### AIM
Output every record below exactly as it appears.

### DATA LISTING
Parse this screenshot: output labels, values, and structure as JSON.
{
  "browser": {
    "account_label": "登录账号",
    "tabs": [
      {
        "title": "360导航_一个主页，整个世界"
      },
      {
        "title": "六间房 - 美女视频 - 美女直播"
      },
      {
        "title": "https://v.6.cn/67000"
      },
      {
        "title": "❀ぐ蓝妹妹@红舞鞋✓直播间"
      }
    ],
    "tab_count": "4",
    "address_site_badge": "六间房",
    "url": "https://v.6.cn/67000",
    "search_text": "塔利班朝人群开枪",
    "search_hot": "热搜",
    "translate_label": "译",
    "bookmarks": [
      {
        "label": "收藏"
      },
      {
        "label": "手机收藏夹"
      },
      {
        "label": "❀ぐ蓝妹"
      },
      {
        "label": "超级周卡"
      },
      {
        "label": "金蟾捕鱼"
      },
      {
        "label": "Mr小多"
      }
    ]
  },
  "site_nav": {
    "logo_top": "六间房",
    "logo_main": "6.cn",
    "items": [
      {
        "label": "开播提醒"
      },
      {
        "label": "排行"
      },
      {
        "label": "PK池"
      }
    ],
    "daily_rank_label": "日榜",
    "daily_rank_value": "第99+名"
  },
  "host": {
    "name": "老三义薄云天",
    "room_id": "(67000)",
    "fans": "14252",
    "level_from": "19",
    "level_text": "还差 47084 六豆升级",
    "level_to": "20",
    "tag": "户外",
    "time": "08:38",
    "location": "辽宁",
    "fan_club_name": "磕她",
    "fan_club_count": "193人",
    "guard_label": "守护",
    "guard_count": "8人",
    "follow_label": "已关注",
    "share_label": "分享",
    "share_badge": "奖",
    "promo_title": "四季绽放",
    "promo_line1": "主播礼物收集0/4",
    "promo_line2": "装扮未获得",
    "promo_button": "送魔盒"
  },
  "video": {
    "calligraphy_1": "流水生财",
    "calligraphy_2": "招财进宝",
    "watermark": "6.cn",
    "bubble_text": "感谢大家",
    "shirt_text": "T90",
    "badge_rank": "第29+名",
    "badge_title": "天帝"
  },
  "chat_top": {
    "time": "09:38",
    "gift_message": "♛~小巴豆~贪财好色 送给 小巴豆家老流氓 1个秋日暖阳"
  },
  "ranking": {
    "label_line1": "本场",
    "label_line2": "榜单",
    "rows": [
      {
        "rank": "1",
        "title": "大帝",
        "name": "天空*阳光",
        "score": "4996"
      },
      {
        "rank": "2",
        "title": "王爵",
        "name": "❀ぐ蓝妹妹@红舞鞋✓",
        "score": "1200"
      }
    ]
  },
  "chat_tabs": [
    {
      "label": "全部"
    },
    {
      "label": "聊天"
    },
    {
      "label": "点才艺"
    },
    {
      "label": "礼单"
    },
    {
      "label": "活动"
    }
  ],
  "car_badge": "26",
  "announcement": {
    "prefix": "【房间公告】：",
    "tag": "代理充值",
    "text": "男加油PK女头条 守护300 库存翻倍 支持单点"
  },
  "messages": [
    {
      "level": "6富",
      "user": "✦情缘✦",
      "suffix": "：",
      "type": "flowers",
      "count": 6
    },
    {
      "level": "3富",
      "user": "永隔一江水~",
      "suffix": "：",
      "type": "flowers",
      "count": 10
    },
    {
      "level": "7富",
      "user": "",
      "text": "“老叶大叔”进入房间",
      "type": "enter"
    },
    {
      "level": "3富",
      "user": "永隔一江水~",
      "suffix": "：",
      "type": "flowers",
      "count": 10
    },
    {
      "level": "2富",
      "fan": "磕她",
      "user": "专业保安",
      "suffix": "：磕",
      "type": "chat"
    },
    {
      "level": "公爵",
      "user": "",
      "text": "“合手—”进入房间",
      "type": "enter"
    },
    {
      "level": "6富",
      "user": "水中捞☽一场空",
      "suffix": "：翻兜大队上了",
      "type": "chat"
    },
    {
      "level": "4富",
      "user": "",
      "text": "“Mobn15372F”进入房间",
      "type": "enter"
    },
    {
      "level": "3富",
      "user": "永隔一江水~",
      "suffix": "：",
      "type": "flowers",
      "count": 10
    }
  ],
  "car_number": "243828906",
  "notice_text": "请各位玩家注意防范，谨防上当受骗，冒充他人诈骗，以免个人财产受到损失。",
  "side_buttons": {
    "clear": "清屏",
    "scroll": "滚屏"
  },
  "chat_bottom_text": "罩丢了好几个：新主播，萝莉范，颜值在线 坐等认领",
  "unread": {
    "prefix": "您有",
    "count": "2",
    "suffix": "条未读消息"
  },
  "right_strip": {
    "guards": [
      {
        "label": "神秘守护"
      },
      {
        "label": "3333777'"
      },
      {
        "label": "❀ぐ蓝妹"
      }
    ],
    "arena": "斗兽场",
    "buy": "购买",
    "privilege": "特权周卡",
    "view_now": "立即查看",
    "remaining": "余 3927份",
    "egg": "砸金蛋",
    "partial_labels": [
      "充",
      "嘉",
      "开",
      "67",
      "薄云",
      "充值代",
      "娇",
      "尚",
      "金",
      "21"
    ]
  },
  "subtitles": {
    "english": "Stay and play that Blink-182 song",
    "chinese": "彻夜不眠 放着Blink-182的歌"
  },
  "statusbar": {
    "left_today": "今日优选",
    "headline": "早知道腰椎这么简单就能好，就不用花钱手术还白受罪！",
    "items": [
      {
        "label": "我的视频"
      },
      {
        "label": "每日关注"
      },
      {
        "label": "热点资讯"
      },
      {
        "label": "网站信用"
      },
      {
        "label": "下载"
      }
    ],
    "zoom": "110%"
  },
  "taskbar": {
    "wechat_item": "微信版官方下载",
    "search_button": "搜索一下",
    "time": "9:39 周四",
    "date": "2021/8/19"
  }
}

### SOLUTION TO THIS PROBLEM
Parse this screenshot: output labels, values, and structure as JSON.
{
  "browser": {
    "account_label": "登录账号",
    "tabs": [
      {
        "title": "360导航_一个主页，整个世界"
      },
      {
        "title": "六间房 - 美女视频 - 美女直播"
      },
      {
        "title": "https://v.6.cn/67000"
      },
      {
        "title": "❀ぐ蓝妹妹@红舞鞋✓直播间"
      }
    ],
    "tab_count": "4",
    "address_site_badge": "六间房",
    "url": "https://v.6.cn/67000",
    "search_text": "塔利班朝人群开枪",
    "search_hot": "热搜",
    "translate_label": "译",
    "bookmarks": [
      {
        "label": "收藏"
      },
      {
        "label": "手机收藏夹"
      },
      {
        "label": "❀ぐ蓝妹"
      },
      {
        "label": "超级周卡"
      },
      {
        "label": "金蟾捕鱼"
      },
      {
        "label": "Mr小多"
      }
    ]
  },
  "site_nav": {
    "logo_top": "六间房",
    "logo_main": "6.cn",
    "items": [
      {
        "label": "开播提醒"
      },
      {
        "label": "排行"
      },
      {
        "label": "PK池"
      }
    ],
    "daily_rank_label": "日榜",
    "daily_rank_value": "第99+名"
  },
  "host": {
    "name": "老三义薄云天",
    "room_id": "(67000)",
    "fans": "14252",
    "level_from": "19",
    "level_text": "还差 47084 六豆升级",
    "level_to": "20",
    "tag": "户外",
    "time": "08:38",
    "location": "辽宁",
    "fan_club_name": "磕她",
    "fan_club_count": "193人",
    "guard_label": "守护",
    "guard_count": "8人",
    "follow_label": "已关注",
    "share_label": "分享",
    "share_badge": "奖",
    "promo_title": "四季绽放",
    "promo_line1": "主播礼物收集0/4",
    "promo_line2": "装扮未获得",
    "promo_button": "送魔盒"
  },
  "video": {
    "calligraphy_1": "流水生财",
    "calligraphy_2": "招财进宝",
    "watermark": "6.cn",
    "bubble_text": "感谢大家",
    "shirt_text": "T90",
    "badge_rank": "第29+名",
    "badge_title": "天帝"
  },
  "chat_top": {
    "time": "09:38",
    "gift_message": "♛~小巴豆~贪财好色 送给 小巴豆家老流氓 1个秋日暖阳"
  },
  "ranking": {
    "label_line1": "本场",
    "label_line2": "榜单",
    "rows": [
      {
        "rank": "1",
        "title": "大帝",
        "name": "天空*阳光",
        "score": "4996"
      },
      {
        "rank": "2",
        "title": "王爵",
        "name": "❀ぐ蓝妹妹@红舞鞋✓",
        "score": "1200"
      }
    ]
  },
  "chat_tabs": [
    {
      "label": "全部"
    },
    {
      "label": "聊天"
    },
    {
      "label": "点才艺"
    },
    {
      "label": "礼单"
    },
    {
      "label": "活动"
    }
  ],
  "car_badge": "26",
  "announcement": {
    "prefix": "【房间公告】：",
    "tag": "代理充值",
    "text": "男加油PK女头条 守护300 库存翻倍 支持单点"
  },
  "messages": [
    {
      "level": "6富",
      "user": "✦情缘✦",
      "suffix": "：",
      "type": "flowers",
      "count": 6
    },
    {
      "level": "3富",
      "user": "永隔一江水~",
      "suffix": "：",
      "type": "flowers",
      "count": 10
    },
    {
      "level": "7富",
      "user": "",
      "text": "“老叶大叔”进入房间",
      "type": "enter"
    },
    {
      "level": "3富",
      "user": "永隔一江水~",
      "suffix": "：",
      "type": "flowers",
      "count": 10
    },
    {
      "level": "2富",
      "fan": "磕她",
      "user": "专业保安",
      "suffix": "：磕",
      "type": "chat"
    },
    {
      "level": "公爵",
      "user": "",
      "text": "“合手—”进入房间",
      "type": "enter"
    },
    {
      "level": "6富",
      "user": "水中捞☽一场空",
      "suffix": "：翻兜大队上了",
      "type": "chat"
    },
    {
      "level": "4富",
      "user": "",
      "text": "“Mobn15372F”进入房间",
      "type": "enter"
    },
    {
      "level": "3富",
      "user": "永隔一江水~",
      "suffix": "：",
      "type": "flowers",
      "count": 10
    }
  ],
  "car_number": "243828906",
  "notice_text": "请各位玩家注意防范，谨防上当受骗，冒充他人诈骗，以免个人财产受到损失。",
  "side_buttons": {
    "clear": "清屏",
    "scroll": "滚屏"
  },
  "chat_bottom_text": "罩丢了好几个：新主播，萝莉范，颜值在线 坐等认领",
  "unread": {
    "prefix": "您有",
    "count": "2",
    "suffix": "条未读消息"
  },
  "right_strip": {
    "guards": [
      {
        "label": "神秘守护"
      },
      {
        "label": "3333777'"
      },
      {
        "label": "❀ぐ蓝妹"
      }
    ],
    "arena": "斗兽场",
    "buy": "购买",
    "privilege": "特权周卡",
    "view_now": "立即查看",
    "remaining": "余 3927份",
    "egg": "砸金蛋",
    "partial_labels": [
      "充",
      "嘉",
      "开",
      "67",
      "薄云",
      "充值代",
      "娇",
      "尚",
      "金",
      "21"
    ]
  },
  "subtitles": {
    "english": "Stay and play that Blink-182 song",
    "chinese": "彻夜不眠 放着Blink-182的歌"
  },
  "statusbar": {
    "left_today": "今日优选",
    "headline": "早知道腰椎这么简单就能好，就不用花钱手术还白受罪！",
    "items": [
      {
        "label": "我的视频"
      },
      {
        "label": "每日关注"
      },
      {
        "label": "热点资讯"
      },
      {
        "label": "网站信用"
      },
      {
        "label": "下载"
      }
    ],
    "zoom": "110%"
  },
  "taskbar": {
    "wechat_item": "微信版官方下载",
    "search_button": "搜索一下",
    "time": "9:39 周四",
    "date": "2021/8/19"
  }
}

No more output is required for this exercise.